- _STATED TASK_: Copy each line exactly. Leave nothing out.

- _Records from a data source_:
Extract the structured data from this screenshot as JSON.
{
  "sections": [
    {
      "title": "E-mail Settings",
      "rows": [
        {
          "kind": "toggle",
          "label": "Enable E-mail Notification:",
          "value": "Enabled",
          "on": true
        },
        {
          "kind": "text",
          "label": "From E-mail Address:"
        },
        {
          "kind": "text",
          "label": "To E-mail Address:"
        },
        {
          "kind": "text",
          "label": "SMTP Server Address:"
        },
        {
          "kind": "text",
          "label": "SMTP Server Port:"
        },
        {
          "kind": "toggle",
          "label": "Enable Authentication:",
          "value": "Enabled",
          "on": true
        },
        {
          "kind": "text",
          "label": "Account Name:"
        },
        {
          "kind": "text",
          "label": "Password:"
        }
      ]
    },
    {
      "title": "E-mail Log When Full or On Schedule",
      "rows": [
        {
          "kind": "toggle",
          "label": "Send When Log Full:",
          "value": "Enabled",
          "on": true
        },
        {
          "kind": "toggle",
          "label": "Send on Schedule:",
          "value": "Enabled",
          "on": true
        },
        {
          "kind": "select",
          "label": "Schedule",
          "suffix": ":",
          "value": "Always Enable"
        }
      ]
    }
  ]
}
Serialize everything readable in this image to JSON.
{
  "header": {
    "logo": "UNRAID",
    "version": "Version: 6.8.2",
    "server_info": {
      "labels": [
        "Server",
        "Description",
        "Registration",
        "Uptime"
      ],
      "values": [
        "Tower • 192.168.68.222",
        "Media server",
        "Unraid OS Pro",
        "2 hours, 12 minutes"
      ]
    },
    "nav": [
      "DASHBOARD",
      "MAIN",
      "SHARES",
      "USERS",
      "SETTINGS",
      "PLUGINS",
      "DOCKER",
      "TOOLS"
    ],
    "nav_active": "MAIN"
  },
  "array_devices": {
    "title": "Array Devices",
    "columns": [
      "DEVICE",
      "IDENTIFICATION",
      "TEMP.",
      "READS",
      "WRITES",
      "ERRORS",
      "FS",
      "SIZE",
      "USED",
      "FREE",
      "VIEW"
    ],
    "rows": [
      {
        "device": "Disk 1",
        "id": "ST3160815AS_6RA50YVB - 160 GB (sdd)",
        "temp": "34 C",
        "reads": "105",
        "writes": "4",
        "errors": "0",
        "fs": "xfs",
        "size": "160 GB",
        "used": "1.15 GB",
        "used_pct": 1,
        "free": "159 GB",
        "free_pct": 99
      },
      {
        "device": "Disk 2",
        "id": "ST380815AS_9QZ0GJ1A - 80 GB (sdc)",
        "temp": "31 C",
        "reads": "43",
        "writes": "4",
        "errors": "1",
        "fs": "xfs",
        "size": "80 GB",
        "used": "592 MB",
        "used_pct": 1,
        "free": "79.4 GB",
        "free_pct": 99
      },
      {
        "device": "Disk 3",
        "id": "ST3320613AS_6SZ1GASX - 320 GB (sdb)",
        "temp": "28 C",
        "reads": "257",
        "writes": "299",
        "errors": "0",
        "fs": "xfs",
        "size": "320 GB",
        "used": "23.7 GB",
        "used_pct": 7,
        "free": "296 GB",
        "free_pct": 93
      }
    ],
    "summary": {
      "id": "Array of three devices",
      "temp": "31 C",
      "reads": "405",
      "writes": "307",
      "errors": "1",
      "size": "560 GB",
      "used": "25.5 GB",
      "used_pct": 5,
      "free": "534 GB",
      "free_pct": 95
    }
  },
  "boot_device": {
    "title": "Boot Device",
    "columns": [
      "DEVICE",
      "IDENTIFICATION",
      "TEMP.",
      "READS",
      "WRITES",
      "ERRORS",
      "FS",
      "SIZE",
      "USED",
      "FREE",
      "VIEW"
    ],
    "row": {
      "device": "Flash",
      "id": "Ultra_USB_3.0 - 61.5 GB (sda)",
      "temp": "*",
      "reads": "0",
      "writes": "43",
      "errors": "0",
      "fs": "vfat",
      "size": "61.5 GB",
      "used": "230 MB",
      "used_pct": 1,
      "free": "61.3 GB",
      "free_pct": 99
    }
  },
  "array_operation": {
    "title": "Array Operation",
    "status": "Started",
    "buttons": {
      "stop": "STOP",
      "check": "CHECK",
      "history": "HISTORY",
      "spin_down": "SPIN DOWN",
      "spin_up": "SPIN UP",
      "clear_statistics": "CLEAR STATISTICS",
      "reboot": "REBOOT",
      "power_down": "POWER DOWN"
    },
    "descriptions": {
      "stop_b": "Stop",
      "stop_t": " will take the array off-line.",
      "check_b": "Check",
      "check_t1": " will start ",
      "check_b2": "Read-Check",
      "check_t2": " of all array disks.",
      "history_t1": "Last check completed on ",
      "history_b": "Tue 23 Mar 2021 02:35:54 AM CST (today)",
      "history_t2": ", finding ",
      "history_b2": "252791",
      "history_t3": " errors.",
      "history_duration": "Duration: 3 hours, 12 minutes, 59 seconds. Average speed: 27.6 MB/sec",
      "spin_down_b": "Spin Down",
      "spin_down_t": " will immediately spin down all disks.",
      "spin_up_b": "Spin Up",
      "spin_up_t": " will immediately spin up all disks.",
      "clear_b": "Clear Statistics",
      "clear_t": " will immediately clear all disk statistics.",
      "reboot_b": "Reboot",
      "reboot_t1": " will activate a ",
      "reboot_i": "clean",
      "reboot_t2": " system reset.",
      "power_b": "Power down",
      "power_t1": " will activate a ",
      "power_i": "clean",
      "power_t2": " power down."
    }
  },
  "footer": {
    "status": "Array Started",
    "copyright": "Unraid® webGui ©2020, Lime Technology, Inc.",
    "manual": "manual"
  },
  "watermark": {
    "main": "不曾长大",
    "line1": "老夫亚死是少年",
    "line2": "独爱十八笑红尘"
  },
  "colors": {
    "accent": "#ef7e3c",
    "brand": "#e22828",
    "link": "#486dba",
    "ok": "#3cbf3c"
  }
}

- _RESULT BELOW_:
Extract the structured data from this screenshot as JSON.
{
  "sections": [
    {
      "title": "E-mail Settings",
      "rows": [
        {
          "kind": "toggle",
          "label": "Enable E-mail Notification:",
          "value": "Enabled",
          "on": true
        },
        {
          "kind": "text",
          "label": "From E-mail Address:"
        },
        {
          "kind": "text",
          "label": "To E-mail Address:"
        },
        {
          "kind": "text",
          "label": "SMTP Server Address:"
        },
        {
          "kind": "text",
          "label": "SMTP Server Port:"
        },
        {
          "kind": "toggle",
          "label": "Enable Authentication:",
          "value": "Enabled",
          "on": true
        },
        {
          "kind": "text",
          "label": "Account Name:"
        },
        {
          "kind": "text",
          "label": "Password:"
        }
      ]
    },
    {
      "title": "E-mail Log When Full or On Schedule",
      "rows": [
        {
          "kind": "toggle",
          "label": "Send When Log Full:",
          "value": "Enabled",
          "on": true
        },
        {
          "kind": "toggle",
          "label": "Send on Schedule:",
          "value": "Enabled",
          "on": true
        },
        {
          "kind": "select",
          "label": "Schedule",
          "suffix": ":",
          "value": "Always Enable"
        }
      ]
    }
  ]
}
Serialize everything readable in this image to JSON.
{
  "header": {
    "logo": "UNRAID",
    "version": "Version: 6.8.2",
    "server_info": {
      "labels": [
        "Server",
        "Description",
        "Registration",
        "Uptime"
      ],
      "values": [
        "Tower • 192.168.68.222",
        "Media server",
        "Unraid OS Pro",
        "2 hours, 12 minutes"
      ]
    },
    "nav": [
      "DASHBOARD",
      "MAIN",
      "SHARES",
      "USERS",
      "SETTINGS",
      "PLUGINS",
      "DOCKER",
      "TOOLS"
    ],
    "nav_active": "MAIN"
  },
  "array_devices": {
    "title": "Array Devices",
    "columns": [
      "DEVICE",
      "IDENTIFICATION",
      "TEMP.",
      "READS",
      "WRITES",
      "ERRORS",
      "FS",
      "SIZE",
      "USED",
      "FREE",
      "VIEW"
    ],
    "rows": [
      {
        "device": "Disk 1",
        "id": "ST3160815AS_6RA50YVB - 160 GB (sdd)",
        "temp": "34 C",
        "reads": "105",
        "writes": "4",
        "errors": "0",
        "fs": "xfs",
        "size": "160 GB",
        "used": "1.15 GB",
        "used_pct": 1,
        "free": "159 GB",
        "free_pct": 99
      },
      {
        "device": "Disk 2",
        "id": "ST380815AS_9QZ0GJ1A - 80 GB (sdc)",
        "temp": "31 C",
        "reads": "43",
        "writes": "4",
        "errors": "1",
        "fs": "xfs",
        "size": "80 GB",
        "used": "592 MB",
        "used_pct": 1,
        "free": "79.4 GB",
        "free_pct": 99
      },
      {
        "device": "Disk 3",
        "id": "ST3320613AS_6SZ1GASX - 320 GB (sdb)",
        "temp": "28 C",
        "reads": "257",
        "writes": "299",
        "errors": "0",
        "fs": "xfs",
        "size": "320 GB",
        "used": "23.7 GB",
        "used_pct": 7,
        "free": "296 GB",
        "free_pct": 93
      }
    ],
    "summary": {
      "id": "Array of three devices",
      "temp": "31 C",
      "reads": "405",
      "writes": "307",
      "errors": "1",
      "size": "560 GB",
      "used": "25.5 GB",
      "used_pct": 5,
      "free": "534 GB",
      "free_pct": 95
    }
  },
  "boot_device": {
    "title": "Boot Device",
    "columns": [
      "DEVICE",
      "IDENTIFICATION",
      "TEMP.",
      "READS",
      "WRITES",
      "ERRORS",
      "FS",
      "SIZE",
      "USED",
      "FREE",
      "VIEW"
    ],
    "row": {
      "device": "Flash",
      "id": "Ultra_USB_3.0 - 61.5 GB (sda)",
      "temp": "*",
      "reads": "0",
      "writes": "43",
      "errors": "0",
      "fs": "vfat",
      "size": "61.5 GB",
      "used": "230 MB",
      "used_pct": 1,
      "free": "61.3 GB",
      "free_pct": 99
    }
  },
  "array_operation": {
    "title": "Array Operation",
    "status": "Started",
    "buttons": {
      "stop": "STOP",
      "check": "CHECK",
      "history": "HISTORY",
      "spin_down": "SPIN DOWN",
      "spin_up": "SPIN UP",
      "clear_statistics": "CLEAR STATISTICS",
      "reboot": "REBOOT",
      "power_down": "POWER DOWN"
    },
    "descriptions": {
      "stop_b": "Stop",
      "stop_t": " will take the array off-line.",
      "check_b": "Check",
      "check_t1": " will start ",
      "check_b2": "Read-Check",
      "check_t2": " of all array disks.",
      "history_t1": "Last check completed on ",
      "history_b": "Tue 23 Mar 2021 02:35:54 AM CST (today)",
      "history_t2": ", finding ",
      "history_b2": "252791",
      "history_t3": " errors.",
      "history_duration": "Duration: 3 hours, 12 minutes, 59 seconds. Average speed: 27.6 MB/sec",
      "spin_down_b": "Spin Down",
      "spin_down_t": " will immediately spin down all disks.",
      "spin_up_b": "Spin Up",
      "spin_up_t": " will immediately spin up all disks.",
      "clear_b": "Clear Statistics",
      "clear_t": " will immediately clear all disk statistics.",
      "reboot_b": "Reboot",
      "reboot_t1": " will activate a ",
      "reboot_i": "clean",
      "reboot_t2": " system reset.",
      "power_b": "Power down",
      "power_t1": " will activate a ",
      "power_i": "clean",
      "power_t2": " power down."
    }
  },
  "footer": {
    "status": "Array Started",
    "copyright": "Unraid® webGui ©2020, Lime Technology, Inc.",
    "manual": "manual"
  },
  "watermark": {
    "main": "不曾长大",
    "line1": "老夫亚死是少年",
    "line2": "独爱十八笑红尘"
  },
  "colors": {
    "accent": "#ef7e3c",
    "brand": "#e22828",
    "link": "#486dba",
    "ok": "#3cbf3c"
  }
}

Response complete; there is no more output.